* WHAT YOU SHOULD DO *
Lines that hold the word "image" should be located and copied.

* MATERIAL SUPPLIED *
▼

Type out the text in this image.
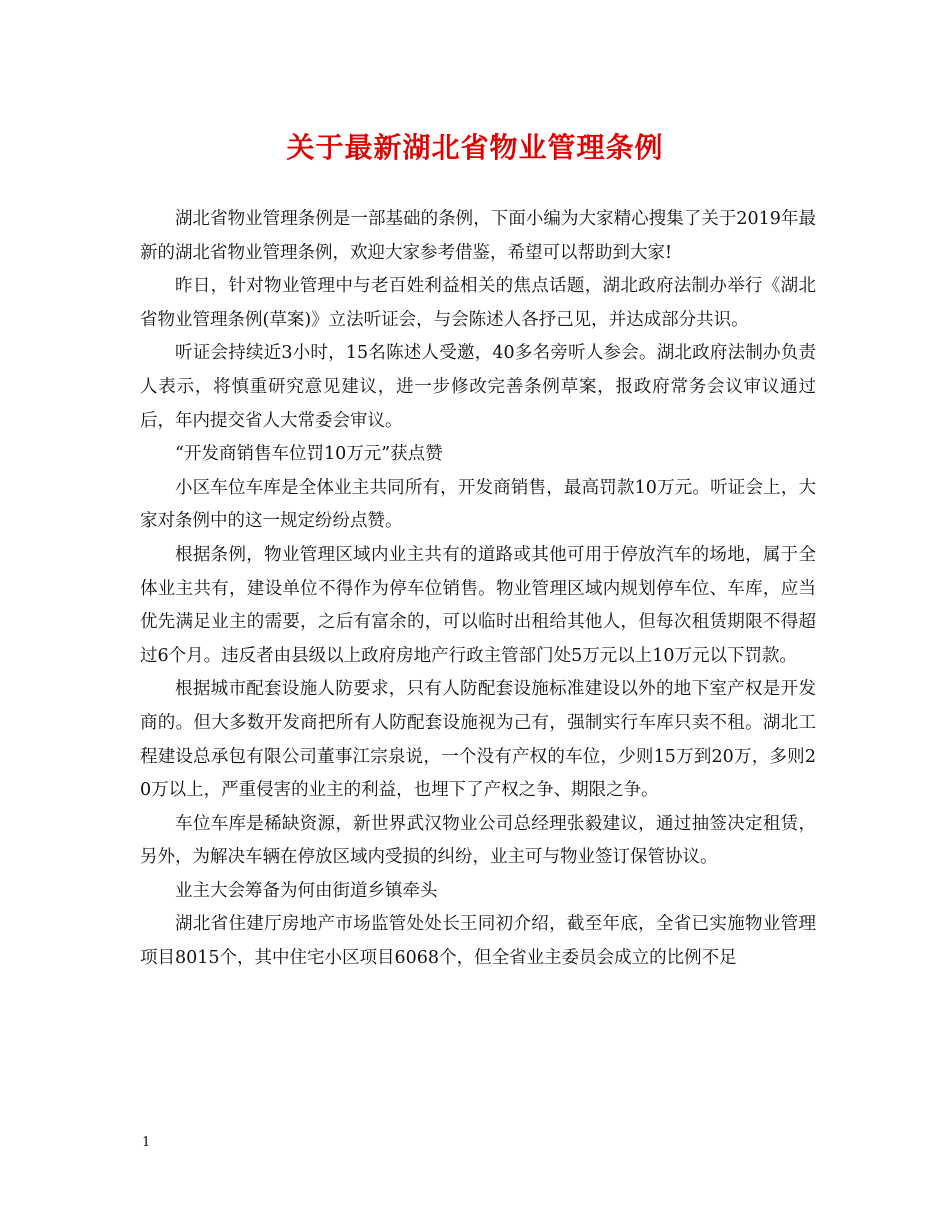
关于最新湖北省物业管理条例

湖北省物业管理条例是一部基础的条例，下面小编为大家精心搜集了关于2019年最新的湖北省物业管理条例，欢迎大家参考借鉴，希望可以帮助到大家!

昨日，针对物业管理中与老百姓利益相关的焦点话题，湖北政府法制办举行《湖北省物业管理条例(草案)》立法听证会，与会陈述人各抒己见，并达成部分共识。

听证会持续近3小时，15名陈述人受邀，40多名旁听人参会。湖北政府法制办负责人表示，将慎重研究意见建议，进一步修改完善条例草案，报政府常务会议审议通过后，年内提交省人大常委会审议。

“开发商销售车位罚10万元”获点赞

小区车位车库是全体业主共同所有，开发商销售，最高罚款10万元。听证会上，大家对条例中的这一规定纷纷点赞。

根据条例，物业管理区域内业主共有的道路或其他可用于停放汽车的场地，属于全体业主共有，建设单位不得作为停车位销售。物业管理区域内规划停车位、车库，应当优先满足业主的需要，之后有富余的，可以临时出租给其他人，但每次租赁期限不得超过6个月。违反者由县级以上政府房地产行政主管部门处5万元以上10万元以下罚款。

根据城市配套设施人防要求，只有人防配套设施标准建设以外的地下室产权是开发商的。但大多数开发商把所有人防配套设施视为己有，强制实行车库只卖不租。湖北工程建设总承包有限公司董事江宗泉说，一个没有产权的车位，少则15万到20万，多则20万以上，严重侵害的业主的利益，也埋下了产权之争、期限之争。

车位车库是稀缺资源，新世界武汉物业公司总经理张毅建议，通过抽签决定租赁，另外，为解决车辆在停放区域内受损的纠纷，业主可与物业签订保管协议。

业主大会筹备为何由街道乡镇牵头

湖北省住建厅房地产市场监管处处长王同初介绍，截至年底，全省已实施物业管理项目8015个，其中住宅小区项目6068个，但全省业主委员会成立的比例不足

1
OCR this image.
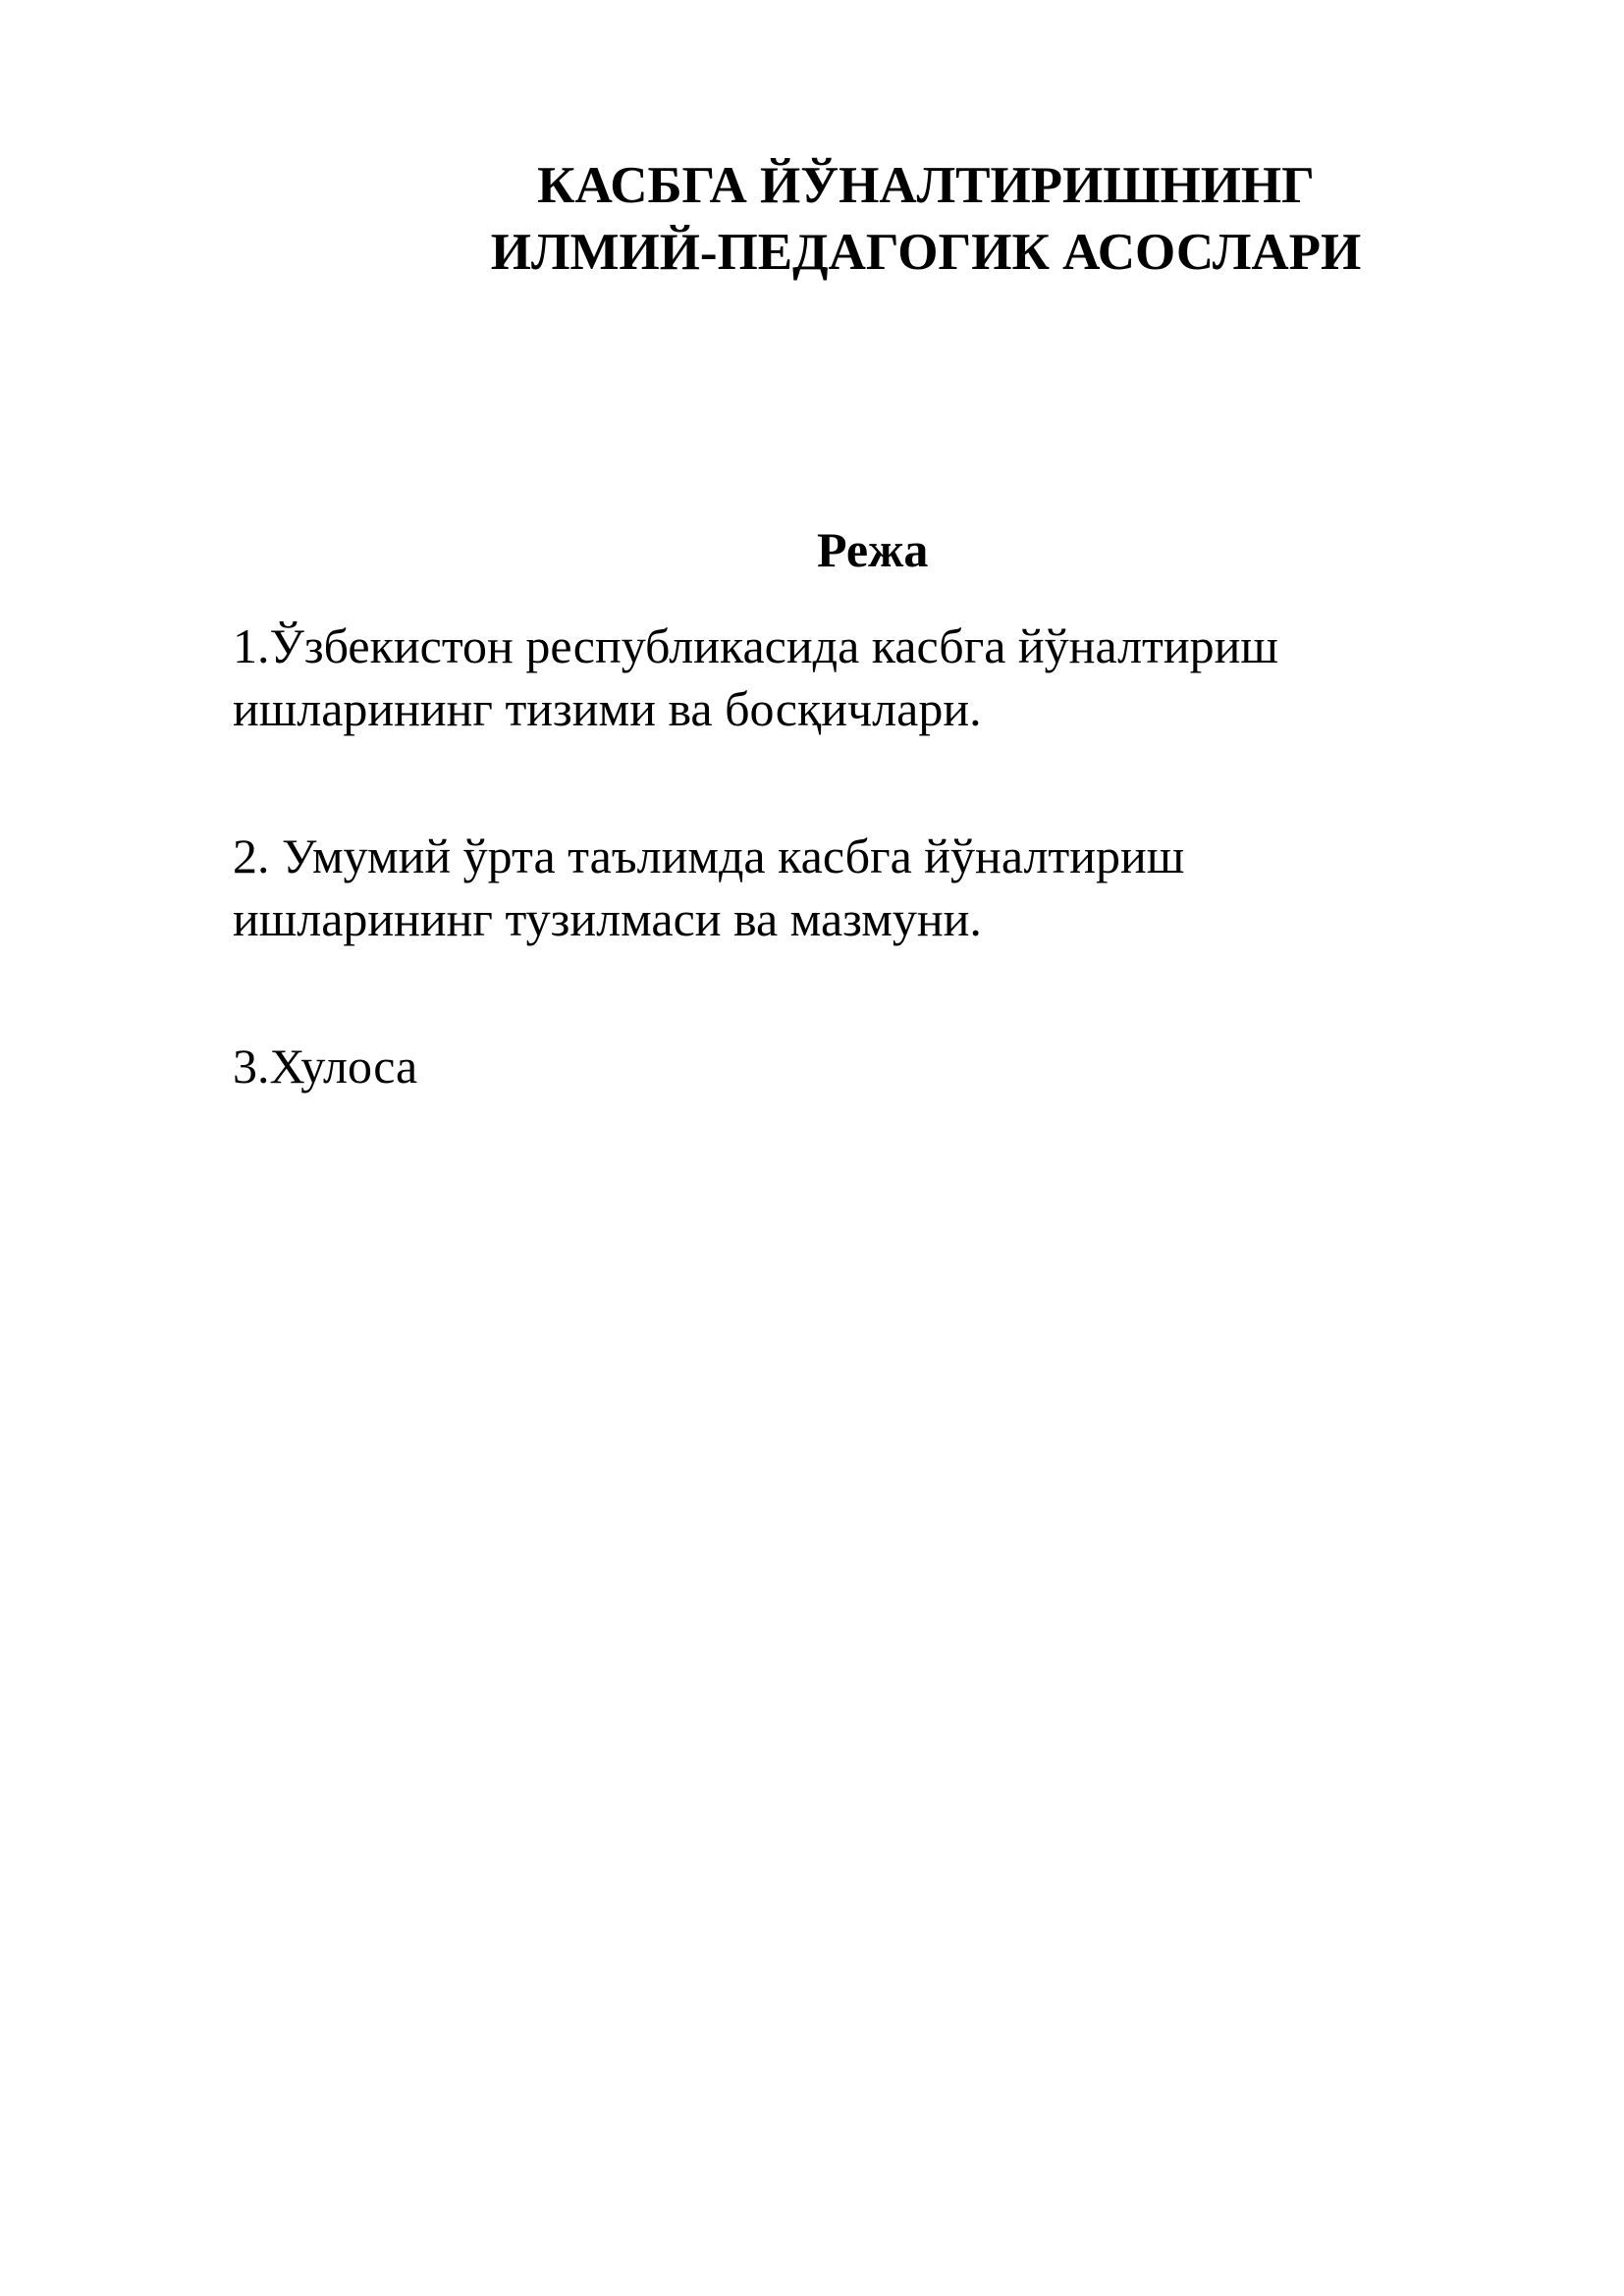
КАСБГА ЙЎНАЛТИРИШНИНГ
ИЛМИЙ-ПЕДАГОГИК АСОСЛАРИ
Режа
1.Ўзбекистон республикасида касбга йўналтириш
ишларининг тизими ва босқичлари.
2. Умумий ўрта таълимда касбга йўналтириш
ишларининг тузилмаси ва мазмуни.
3.Хулоса
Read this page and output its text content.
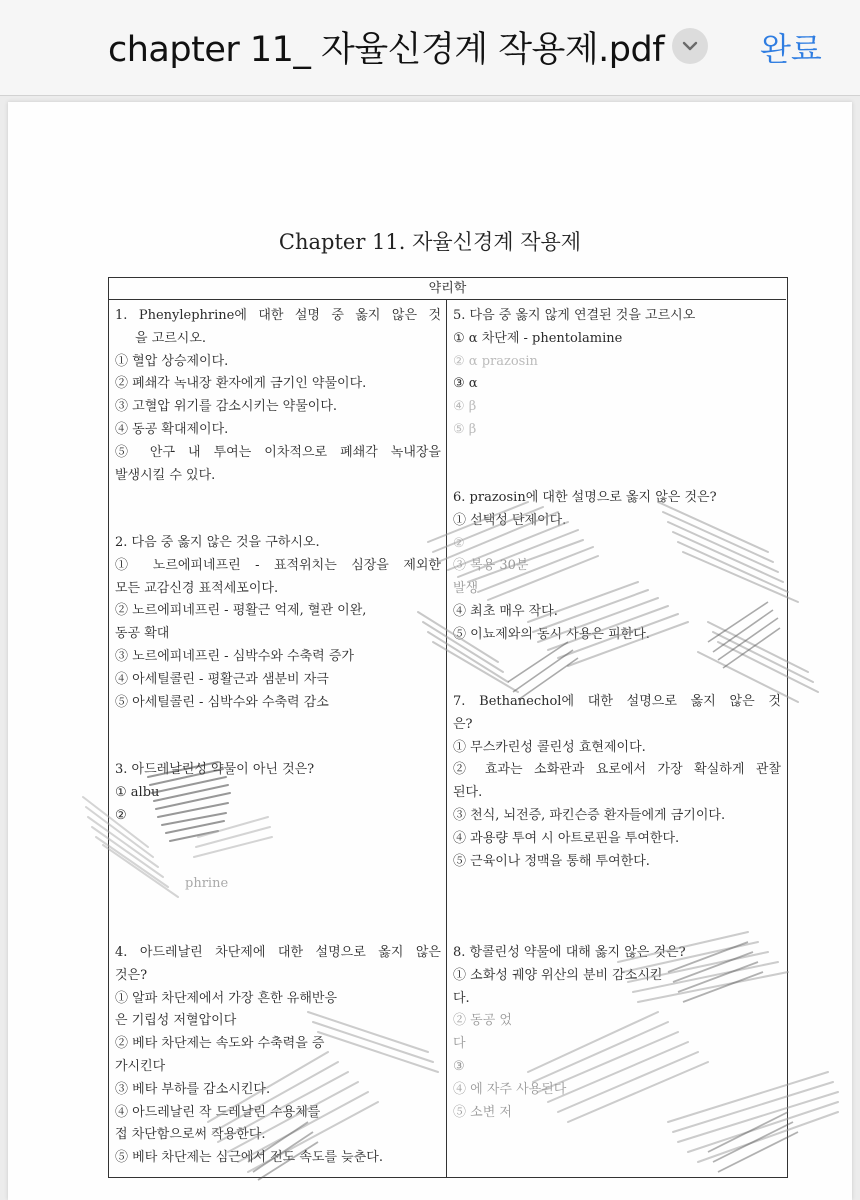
chapter 11_ 자율신경계 작용제.pdf	완료
Chapter 11. 자율신경계 작용제
약리학
1. Phenylephrine에 대한 설명 중 옳지 않은 것
을 고르시오.
① 혈압 상승제이다.
② 폐쇄각 녹내장 환자에게 금기인 약물이다.
③ 고혈압 위기를 감소시키는 약물이다.
④ 동공 확대제이다.
⑤ 안구 내 투여는 이차적으로 폐쇄각 녹내장을
발생시킬 수 있다.
2. 다음 중 옳지 않은 것을 구하시오.
① 노르에피네프린 - 표적위치는 심장을 제외한
모든 교감신경 표적세포이다.
② 노르에피네프린 - 평활근 억제, 혈관 이완,
동공 확대
③ 노르에피네프린 - 심박수와 수축력 증가
④ 아세틸콜린 - 평활근과 샘분비 자극
⑤ 아세틸콜린 - 심박수와 수축력 감소
3. 아드레날린성 약물이 아닌 것은?
① albu
②
phrine
4. 아드레날린 차단제에 대한 설명으로 옳지 않은
것은?
① 알파 차단제에서 가장 흔한 유해반응
은 기립성 저혈압이다
② 베타 차단제는 속도와 수축력을 증
가시킨다
③ 베타 부하를 감소시킨다.
④ 아드레날린 작 드레날린 수용체를
접 차단함으로써 작용한다.
⑤ 베타 차단제는 심근에서 전도 속도를 늦춘다.
5. 다음 중 옳지 않게 연결된 것을 고르시오
① α 차단제 - phentolamine
② α prazosin
③ α
④ β
⑤ β
6. prazosin에 대한 설명으로 옳지 않은 것은?
① 선택성 단제이다.
②
③ 복용 30분
발생
④ 최초 매우 작다.
⑤ 이뇨제와의 동시 사용은 피한다.
7. Bethanechol에 대한 설명으로 옳지 않은 것
은?
① 무스카린성 콜린성 효현제이다.
② 효과는 소화관과 요로에서 가장 확실하게 관찰
된다.
③ 천식, 뇌전증, 파킨슨증 환자들에게 금기이다.
④ 과용량 투여 시 아트로핀을 투여한다.
⑤ 근육이나 정맥을 통해 투여한다.
8. 항콜린성 약물에 대해 옳지 않은 것은?
① 소화성 궤양 위산의 분비 감소시킨
다.
② 동공 었
다
③
④ 에 자주 사용된다
⑤ 소변 저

▲

* RIGHT ANSWER *
Type out the text in this image.
OCR this image.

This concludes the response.